— start of Entries provided —

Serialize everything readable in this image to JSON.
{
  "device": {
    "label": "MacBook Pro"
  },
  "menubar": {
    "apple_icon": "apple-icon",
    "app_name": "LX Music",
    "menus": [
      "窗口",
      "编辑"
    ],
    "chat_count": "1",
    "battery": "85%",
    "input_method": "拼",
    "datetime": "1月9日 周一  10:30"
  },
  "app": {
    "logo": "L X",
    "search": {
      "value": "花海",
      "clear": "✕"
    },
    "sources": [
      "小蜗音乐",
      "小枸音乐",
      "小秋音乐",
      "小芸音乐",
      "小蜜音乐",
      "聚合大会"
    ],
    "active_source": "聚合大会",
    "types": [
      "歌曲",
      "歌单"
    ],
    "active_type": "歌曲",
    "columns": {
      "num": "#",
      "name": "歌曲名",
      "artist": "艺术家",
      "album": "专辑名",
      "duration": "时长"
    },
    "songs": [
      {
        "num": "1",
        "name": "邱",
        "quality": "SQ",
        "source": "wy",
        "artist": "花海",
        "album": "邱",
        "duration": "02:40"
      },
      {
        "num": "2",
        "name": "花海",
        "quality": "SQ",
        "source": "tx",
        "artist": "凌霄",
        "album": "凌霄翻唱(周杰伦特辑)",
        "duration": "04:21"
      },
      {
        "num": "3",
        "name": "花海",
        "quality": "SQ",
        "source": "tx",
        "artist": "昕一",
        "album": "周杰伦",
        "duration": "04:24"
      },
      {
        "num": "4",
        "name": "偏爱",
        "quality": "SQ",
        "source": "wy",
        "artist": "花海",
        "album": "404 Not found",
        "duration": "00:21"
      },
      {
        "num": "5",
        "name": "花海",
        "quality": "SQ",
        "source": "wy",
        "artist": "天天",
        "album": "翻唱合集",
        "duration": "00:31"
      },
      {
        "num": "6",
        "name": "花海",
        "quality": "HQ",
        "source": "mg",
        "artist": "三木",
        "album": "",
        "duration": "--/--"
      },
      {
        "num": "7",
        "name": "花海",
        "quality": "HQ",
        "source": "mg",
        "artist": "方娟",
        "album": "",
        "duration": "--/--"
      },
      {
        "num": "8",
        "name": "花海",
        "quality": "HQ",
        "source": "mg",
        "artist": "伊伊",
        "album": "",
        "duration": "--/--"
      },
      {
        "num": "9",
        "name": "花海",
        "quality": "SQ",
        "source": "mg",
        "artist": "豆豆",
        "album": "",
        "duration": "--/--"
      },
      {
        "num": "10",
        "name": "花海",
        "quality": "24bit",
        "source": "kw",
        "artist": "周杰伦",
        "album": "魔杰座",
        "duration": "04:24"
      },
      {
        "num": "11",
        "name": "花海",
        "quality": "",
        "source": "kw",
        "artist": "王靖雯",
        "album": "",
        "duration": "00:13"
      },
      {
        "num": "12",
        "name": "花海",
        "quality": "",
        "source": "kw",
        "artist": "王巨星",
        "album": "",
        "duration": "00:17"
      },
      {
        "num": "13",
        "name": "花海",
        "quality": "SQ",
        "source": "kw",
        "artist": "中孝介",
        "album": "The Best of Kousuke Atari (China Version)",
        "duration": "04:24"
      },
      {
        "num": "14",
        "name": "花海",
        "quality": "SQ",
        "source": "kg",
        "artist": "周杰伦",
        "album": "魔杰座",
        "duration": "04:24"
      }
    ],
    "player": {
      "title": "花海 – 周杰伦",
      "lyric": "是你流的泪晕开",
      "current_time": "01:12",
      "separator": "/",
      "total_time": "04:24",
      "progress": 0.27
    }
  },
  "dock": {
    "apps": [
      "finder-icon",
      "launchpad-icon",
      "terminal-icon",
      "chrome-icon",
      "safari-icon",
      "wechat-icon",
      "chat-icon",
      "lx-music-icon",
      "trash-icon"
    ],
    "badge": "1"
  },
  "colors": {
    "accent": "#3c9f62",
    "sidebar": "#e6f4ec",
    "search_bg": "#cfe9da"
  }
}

— end of Entries provided —

**What is being asked**
Return all the data exactly as given.

**Finished answer**
Serialize everything readable in this image to JSON.
{
  "device": {
    "label": "MacBook Pro"
  },
  "menubar": {
    "apple_icon": "apple-icon",
    "app_name": "LX Music",
    "menus": [
      "窗口",
      "编辑"
    ],
    "chat_count": "1",
    "battery": "85%",
    "input_method": "拼",
    "datetime": "1月9日 周一  10:30"
  },
  "app": {
    "logo": "L X",
    "search": {
      "value": "花海",
      "clear": "✕"
    },
    "sources": [
      "小蜗音乐",
      "小枸音乐",
      "小秋音乐",
      "小芸音乐",
      "小蜜音乐",
      "聚合大会"
    ],
    "active_source": "聚合大会",
    "types": [
      "歌曲",
      "歌单"
    ],
    "active_type": "歌曲",
    "columns": {
      "num": "#",
      "name": "歌曲名",
      "artist": "艺术家",
      "album": "专辑名",
      "duration": "时长"
    },
    "songs": [
      {
        "num": "1",
        "name": "邱",
        "quality": "SQ",
        "source": "wy",
        "artist": "花海",
        "album": "邱",
        "duration": "02:40"
      },
      {
        "num": "2",
        "name": "花海",
        "quality": "SQ",
        "source": "tx",
        "artist": "凌霄",
        "album": "凌霄翻唱(周杰伦特辑)",
        "duration": "04:21"
      },
      {
        "num": "3",
        "name": "花海",
        "quality": "SQ",
        "source": "tx",
        "artist": "昕一",
        "album": "周杰伦",
        "duration": "04:24"
      },
      {
        "num": "4",
        "name": "偏爱",
        "quality": "SQ",
        "source": "wy",
        "artist": "花海",
        "album": "404 Not found",
        "duration": "00:21"
      },
      {
        "num": "5",
        "name": "花海",
        "quality": "SQ",
        "source": "wy",
        "artist": "天天",
        "album": "翻唱合集",
        "duration": "00:31"
      },
      {
        "num": "6",
        "name": "花海",
        "quality": "HQ",
        "source": "mg",
        "artist": "三木",
        "album": "",
        "duration": "--/--"
      },
      {
        "num": "7",
        "name": "花海",
        "quality": "HQ",
        "source": "mg",
        "artist": "方娟",
        "album": "",
        "duration": "--/--"
      },
      {
        "num": "8",
        "name": "花海",
        "quality": "HQ",
        "source": "mg",
        "artist": "伊伊",
        "album": "",
        "duration": "--/--"
      },
      {
        "num": "9",
        "name": "花海",
        "quality": "SQ",
        "source": "mg",
        "artist": "豆豆",
        "album": "",
        "duration": "--/--"
      },
      {
        "num": "10",
        "name": "花海",
        "quality": "24bit",
        "source": "kw",
        "artist": "周杰伦",
        "album": "魔杰座",
        "duration": "04:24"
      },
      {
        "num": "11",
        "name": "花海",
        "quality": "",
        "source": "kw",
        "artist": "王靖雯",
        "album": "",
        "duration": "00:13"
      },
      {
        "num": "12",
        "name": "花海",
        "quality": "",
        "source": "kw",
        "artist": "王巨星",
        "album": "",
        "duration": "00:17"
      },
      {
        "num": "13",
        "name": "花海",
        "quality": "SQ",
        "source": "kw",
        "artist": "中孝介",
        "album": "The Best of Kousuke Atari (China Version)",
        "duration": "04:24"
      },
      {
        "num": "14",
        "name": "花海",
        "quality": "SQ",
        "source": "kg",
        "artist": "周杰伦",
        "album": "魔杰座",
        "duration": "04:24"
      }
    ],
    "player": {
      "title": "花海 – 周杰伦",
      "lyric": "是你流的泪晕开",
      "current_time": "01:12",
      "separator": "/",
      "total_time": "04:24",
      "progress": 0.27
    }
  },
  "dock": {
    "apps": [
      "finder-icon",
      "launchpad-icon",
      "terminal-icon",
      "chrome-icon",
      "safari-icon",
      "wechat-icon",
      "chat-icon",
      "lx-music-icon",
      "trash-icon"
    ],
    "badge": "1"
  },
  "colors": {
    "accent": "#3c9f62",
    "sidebar": "#e6f4ec",
    "search_bg": "#cfe9da"
  }
}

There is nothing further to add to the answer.